GIVEN PROBLEM: Locate "What data populates" in the data below, then output the line it is on and all following lines through the last, word for word. Skip any pictures.

--- begin ---

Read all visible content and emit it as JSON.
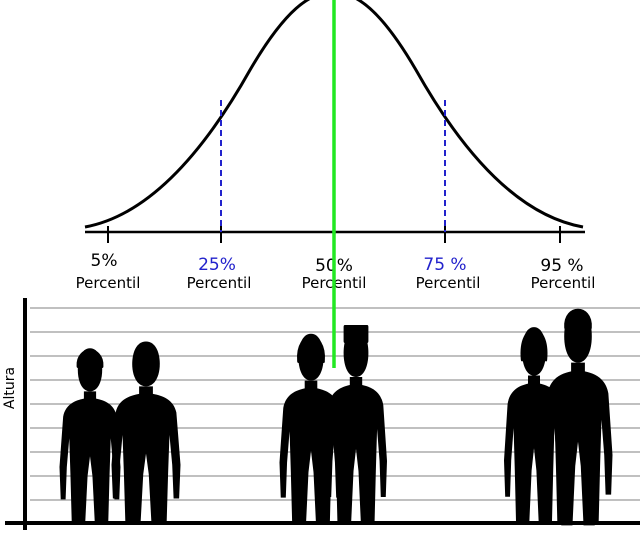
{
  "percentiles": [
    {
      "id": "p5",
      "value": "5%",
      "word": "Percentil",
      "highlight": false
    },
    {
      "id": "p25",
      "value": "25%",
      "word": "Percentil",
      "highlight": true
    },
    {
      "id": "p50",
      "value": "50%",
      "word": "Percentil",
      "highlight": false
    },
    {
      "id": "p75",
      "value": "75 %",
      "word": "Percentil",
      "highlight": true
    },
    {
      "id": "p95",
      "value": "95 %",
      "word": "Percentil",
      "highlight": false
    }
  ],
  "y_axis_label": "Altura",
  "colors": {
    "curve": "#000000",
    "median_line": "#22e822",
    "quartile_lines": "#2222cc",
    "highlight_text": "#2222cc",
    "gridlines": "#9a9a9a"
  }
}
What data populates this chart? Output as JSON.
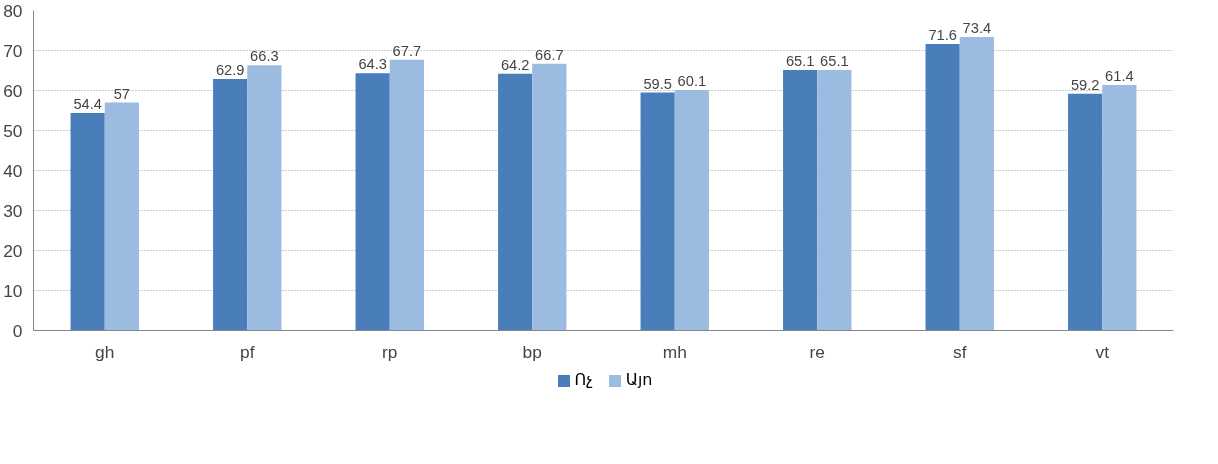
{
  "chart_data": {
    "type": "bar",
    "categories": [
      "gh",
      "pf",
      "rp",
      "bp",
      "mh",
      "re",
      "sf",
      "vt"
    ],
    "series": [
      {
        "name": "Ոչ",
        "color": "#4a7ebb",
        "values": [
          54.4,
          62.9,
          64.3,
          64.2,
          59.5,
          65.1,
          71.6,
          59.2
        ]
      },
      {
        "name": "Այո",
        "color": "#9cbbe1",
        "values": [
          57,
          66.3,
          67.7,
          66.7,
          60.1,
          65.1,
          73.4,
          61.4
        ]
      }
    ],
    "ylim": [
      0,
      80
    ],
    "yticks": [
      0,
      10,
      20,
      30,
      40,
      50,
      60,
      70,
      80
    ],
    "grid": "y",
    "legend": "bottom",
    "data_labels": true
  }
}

--- end ---

CORRECT OUTPUT:
What data populates this chart? Output as JSON.
{
  "chart_data": {
    "type": "bar",
    "categories": [
      "gh",
      "pf",
      "rp",
      "bp",
      "mh",
      "re",
      "sf",
      "vt"
    ],
    "series": [
      {
        "name": "Ոչ",
        "color": "#4a7ebb",
        "values": [
          54.4,
          62.9,
          64.3,
          64.2,
          59.5,
          65.1,
          71.6,
          59.2
        ]
      },
      {
        "name": "Այո",
        "color": "#9cbbe1",
        "values": [
          57,
          66.3,
          67.7,
          66.7,
          60.1,
          65.1,
          73.4,
          61.4
        ]
      }
    ],
    "ylim": [
      0,
      80
    ],
    "yticks": [
      0,
      10,
      20,
      30,
      40,
      50,
      60,
      70,
      80
    ],
    "grid": "y",
    "legend": "bottom",
    "data_labels": true
  }
}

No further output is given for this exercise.